(The request) State how many lines in the listing below include the word "Engineering", and add nothing besides the number.
--- Listed entries ---
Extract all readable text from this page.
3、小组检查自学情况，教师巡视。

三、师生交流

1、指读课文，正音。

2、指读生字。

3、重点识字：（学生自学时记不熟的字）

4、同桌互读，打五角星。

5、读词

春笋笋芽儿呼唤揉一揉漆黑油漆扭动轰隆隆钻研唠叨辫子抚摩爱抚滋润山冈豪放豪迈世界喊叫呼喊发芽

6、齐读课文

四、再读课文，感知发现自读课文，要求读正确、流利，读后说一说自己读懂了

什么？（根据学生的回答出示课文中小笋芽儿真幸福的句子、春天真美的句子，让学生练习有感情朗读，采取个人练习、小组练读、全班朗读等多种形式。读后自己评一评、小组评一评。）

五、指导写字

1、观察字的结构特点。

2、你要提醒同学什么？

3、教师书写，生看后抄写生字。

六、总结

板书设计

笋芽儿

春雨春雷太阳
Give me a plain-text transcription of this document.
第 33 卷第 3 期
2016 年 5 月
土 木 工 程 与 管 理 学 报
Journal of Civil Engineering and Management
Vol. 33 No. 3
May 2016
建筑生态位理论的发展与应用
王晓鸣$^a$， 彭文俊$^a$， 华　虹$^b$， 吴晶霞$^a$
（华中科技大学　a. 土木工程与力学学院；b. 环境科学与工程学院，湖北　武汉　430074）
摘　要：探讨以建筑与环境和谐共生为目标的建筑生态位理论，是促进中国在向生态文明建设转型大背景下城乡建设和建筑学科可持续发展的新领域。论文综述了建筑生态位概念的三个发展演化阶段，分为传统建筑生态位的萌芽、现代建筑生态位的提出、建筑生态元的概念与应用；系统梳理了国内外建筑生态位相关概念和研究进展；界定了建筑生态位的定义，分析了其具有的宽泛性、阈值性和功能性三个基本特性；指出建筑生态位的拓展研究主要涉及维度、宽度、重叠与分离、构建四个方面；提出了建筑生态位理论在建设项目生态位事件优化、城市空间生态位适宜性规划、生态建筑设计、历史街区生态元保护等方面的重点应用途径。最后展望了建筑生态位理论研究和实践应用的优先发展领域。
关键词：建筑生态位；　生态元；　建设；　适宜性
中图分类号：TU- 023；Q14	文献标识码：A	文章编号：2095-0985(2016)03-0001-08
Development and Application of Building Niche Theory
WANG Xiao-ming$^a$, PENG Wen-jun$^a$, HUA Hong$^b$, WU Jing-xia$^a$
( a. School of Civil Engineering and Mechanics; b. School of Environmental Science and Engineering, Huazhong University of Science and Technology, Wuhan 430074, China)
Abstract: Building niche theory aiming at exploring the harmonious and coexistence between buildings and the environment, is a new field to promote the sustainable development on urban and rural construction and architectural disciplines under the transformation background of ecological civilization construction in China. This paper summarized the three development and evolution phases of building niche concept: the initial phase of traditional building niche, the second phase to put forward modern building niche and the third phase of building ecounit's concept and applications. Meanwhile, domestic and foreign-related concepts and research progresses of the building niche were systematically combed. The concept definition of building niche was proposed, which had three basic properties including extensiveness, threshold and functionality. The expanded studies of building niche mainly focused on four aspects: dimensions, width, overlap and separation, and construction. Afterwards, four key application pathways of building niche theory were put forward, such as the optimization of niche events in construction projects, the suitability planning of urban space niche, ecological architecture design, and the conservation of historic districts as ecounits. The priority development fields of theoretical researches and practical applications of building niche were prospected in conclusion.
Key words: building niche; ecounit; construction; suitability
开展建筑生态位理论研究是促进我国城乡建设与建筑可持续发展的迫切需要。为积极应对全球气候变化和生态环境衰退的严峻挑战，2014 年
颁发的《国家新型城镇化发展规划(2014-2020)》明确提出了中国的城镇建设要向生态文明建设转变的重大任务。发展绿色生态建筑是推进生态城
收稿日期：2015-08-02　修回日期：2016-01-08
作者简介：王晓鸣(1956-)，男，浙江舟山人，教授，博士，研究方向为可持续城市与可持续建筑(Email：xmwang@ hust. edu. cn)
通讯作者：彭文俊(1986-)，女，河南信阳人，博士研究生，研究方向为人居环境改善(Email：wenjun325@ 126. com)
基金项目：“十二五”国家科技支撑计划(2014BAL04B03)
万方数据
---
(Exercise result) 2